Region boundary data

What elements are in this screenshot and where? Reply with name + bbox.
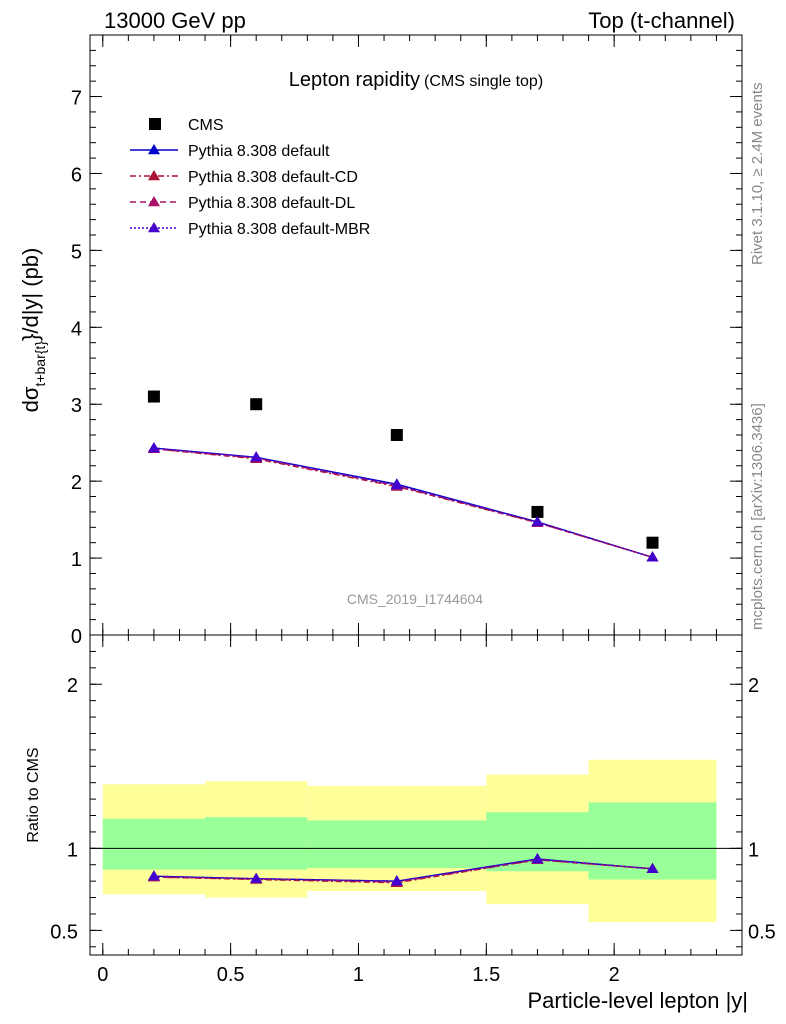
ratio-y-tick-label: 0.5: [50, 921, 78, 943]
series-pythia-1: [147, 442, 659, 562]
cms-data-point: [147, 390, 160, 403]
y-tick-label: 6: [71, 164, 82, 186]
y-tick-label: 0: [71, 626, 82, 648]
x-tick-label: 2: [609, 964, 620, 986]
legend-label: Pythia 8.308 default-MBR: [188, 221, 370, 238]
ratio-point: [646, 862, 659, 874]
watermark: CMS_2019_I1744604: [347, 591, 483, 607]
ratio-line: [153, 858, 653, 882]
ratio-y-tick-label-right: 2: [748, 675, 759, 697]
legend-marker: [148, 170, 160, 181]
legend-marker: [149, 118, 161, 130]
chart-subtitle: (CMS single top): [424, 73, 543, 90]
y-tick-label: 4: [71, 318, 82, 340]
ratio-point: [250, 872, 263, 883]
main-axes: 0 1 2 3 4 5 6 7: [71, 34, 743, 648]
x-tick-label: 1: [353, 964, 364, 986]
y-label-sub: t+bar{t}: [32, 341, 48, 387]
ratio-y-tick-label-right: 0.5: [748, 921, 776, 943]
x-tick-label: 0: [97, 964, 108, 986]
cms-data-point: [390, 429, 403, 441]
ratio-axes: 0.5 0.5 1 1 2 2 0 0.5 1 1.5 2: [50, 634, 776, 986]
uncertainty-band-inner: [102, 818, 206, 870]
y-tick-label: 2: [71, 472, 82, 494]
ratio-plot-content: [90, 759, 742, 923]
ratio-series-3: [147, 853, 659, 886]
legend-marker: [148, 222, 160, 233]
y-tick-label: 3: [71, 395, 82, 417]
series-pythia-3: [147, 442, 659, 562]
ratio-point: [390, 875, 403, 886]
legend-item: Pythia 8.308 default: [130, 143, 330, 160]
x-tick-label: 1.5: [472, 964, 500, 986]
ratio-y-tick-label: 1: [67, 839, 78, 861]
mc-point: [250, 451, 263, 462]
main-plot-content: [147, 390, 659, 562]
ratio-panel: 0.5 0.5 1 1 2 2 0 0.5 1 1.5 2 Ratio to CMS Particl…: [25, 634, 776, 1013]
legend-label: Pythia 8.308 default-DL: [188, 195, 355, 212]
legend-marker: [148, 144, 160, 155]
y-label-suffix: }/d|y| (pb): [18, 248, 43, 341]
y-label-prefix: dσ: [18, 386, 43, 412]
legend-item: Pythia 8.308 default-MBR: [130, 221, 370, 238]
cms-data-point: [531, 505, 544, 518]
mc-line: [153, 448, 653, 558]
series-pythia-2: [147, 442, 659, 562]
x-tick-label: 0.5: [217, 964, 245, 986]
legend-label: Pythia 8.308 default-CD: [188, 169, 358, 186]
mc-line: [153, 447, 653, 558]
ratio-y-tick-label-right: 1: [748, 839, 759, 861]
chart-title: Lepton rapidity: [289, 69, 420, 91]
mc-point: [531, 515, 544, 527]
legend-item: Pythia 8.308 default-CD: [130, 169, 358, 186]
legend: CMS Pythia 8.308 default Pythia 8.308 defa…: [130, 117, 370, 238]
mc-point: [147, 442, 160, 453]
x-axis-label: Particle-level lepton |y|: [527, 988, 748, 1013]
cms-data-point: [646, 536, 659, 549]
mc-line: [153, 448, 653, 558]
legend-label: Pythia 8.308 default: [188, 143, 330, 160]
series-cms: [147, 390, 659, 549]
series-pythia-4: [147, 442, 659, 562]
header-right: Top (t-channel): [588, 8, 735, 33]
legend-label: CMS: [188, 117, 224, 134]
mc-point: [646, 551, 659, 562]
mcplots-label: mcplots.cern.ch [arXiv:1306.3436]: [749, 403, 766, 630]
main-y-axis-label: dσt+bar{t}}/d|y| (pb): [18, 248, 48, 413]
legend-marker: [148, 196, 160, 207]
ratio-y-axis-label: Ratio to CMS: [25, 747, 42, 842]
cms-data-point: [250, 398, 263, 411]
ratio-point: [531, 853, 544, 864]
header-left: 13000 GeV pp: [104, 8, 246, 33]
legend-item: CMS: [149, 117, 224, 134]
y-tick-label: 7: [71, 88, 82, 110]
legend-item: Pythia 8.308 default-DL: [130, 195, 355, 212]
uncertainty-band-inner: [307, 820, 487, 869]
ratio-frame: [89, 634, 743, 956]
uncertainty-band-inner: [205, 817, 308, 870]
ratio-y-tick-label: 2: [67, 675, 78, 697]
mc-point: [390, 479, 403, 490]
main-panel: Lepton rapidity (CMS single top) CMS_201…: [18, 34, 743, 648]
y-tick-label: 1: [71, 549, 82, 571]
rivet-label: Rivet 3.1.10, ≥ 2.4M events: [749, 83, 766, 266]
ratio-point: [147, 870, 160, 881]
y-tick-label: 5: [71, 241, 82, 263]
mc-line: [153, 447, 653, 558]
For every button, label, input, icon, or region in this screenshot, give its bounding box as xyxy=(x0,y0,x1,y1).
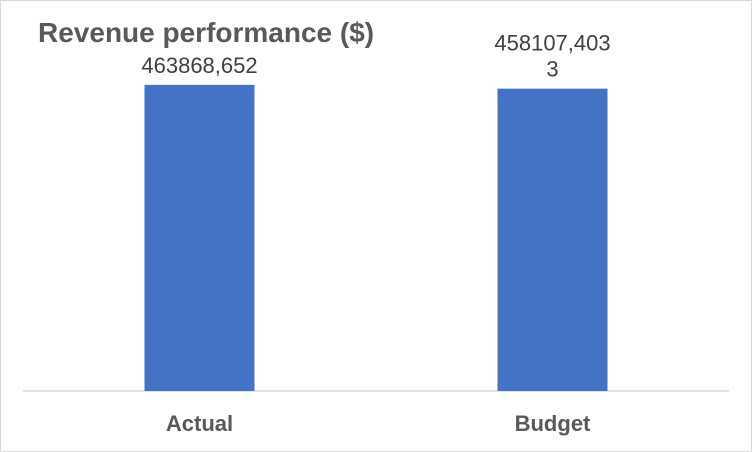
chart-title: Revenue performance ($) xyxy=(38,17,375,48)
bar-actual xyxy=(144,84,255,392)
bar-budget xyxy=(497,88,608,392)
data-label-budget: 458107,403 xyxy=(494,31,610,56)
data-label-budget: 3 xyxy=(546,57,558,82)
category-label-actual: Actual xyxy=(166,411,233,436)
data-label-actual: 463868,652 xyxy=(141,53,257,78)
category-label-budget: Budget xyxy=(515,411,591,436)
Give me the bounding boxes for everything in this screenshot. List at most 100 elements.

...

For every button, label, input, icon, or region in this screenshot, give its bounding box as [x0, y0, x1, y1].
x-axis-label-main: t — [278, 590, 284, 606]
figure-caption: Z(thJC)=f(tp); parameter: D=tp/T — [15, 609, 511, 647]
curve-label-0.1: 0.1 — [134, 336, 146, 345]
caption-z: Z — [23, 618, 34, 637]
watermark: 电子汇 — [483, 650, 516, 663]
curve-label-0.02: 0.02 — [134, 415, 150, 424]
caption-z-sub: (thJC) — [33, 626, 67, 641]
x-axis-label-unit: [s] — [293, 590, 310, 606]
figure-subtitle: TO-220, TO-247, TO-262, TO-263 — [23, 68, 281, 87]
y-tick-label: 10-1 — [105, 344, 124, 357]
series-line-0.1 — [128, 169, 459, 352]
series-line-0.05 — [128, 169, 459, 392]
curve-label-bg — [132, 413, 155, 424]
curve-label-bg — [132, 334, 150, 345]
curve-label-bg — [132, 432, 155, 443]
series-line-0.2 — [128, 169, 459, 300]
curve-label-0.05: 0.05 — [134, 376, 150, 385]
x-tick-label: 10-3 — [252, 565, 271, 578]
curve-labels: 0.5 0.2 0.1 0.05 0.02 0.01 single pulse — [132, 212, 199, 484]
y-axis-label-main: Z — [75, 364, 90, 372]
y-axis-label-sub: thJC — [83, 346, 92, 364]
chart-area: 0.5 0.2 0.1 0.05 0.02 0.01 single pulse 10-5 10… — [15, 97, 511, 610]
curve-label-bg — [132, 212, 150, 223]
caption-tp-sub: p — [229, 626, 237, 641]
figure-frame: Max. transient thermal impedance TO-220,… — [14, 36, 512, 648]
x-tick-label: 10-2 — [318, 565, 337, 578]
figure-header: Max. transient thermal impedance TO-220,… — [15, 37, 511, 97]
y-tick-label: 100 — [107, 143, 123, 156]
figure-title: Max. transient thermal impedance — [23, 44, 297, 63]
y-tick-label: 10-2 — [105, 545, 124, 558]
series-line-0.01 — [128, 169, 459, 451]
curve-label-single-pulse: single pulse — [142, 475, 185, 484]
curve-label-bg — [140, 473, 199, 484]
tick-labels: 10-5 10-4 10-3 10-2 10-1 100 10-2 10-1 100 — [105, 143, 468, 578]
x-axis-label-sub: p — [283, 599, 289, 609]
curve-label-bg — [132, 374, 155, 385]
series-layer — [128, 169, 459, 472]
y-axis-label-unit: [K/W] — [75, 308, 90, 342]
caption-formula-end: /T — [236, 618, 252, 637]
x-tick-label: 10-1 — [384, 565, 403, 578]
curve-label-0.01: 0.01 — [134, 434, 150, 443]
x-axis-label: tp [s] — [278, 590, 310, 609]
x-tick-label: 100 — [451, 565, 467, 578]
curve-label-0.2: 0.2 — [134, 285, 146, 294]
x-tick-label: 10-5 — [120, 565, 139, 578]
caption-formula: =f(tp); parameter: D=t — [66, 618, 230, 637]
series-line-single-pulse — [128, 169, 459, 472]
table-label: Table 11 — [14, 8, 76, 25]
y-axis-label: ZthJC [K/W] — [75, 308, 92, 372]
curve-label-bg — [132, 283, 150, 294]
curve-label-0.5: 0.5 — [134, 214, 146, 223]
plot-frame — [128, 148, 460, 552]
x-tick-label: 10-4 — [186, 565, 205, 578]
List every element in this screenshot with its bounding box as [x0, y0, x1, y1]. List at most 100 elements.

### Objective
Extract the lines from the one containing "chart-title: Revenue performance" through the one containing "Give me the", inclusive, and reproduce them without any changes.

### Finished answer
chart-title: Revenue performance ($) xyxy=(38,17,375,48)
bar-actual xyxy=(144,84,255,392)
bar-budget xyxy=(497,88,608,392)
data-label-budget: 458107,403 xyxy=(494,31,610,56)
data-label-budget: 3 xyxy=(546,57,558,82)
category-label-actual: Actual xyxy=(166,411,233,436)
data-label-actual: 463868,652 xyxy=(141,53,257,78)
category-label-budget: Budget xyxy=(515,411,591,436)
Give me the bounding boxes for everything in this screenshot. List at most 100 elements.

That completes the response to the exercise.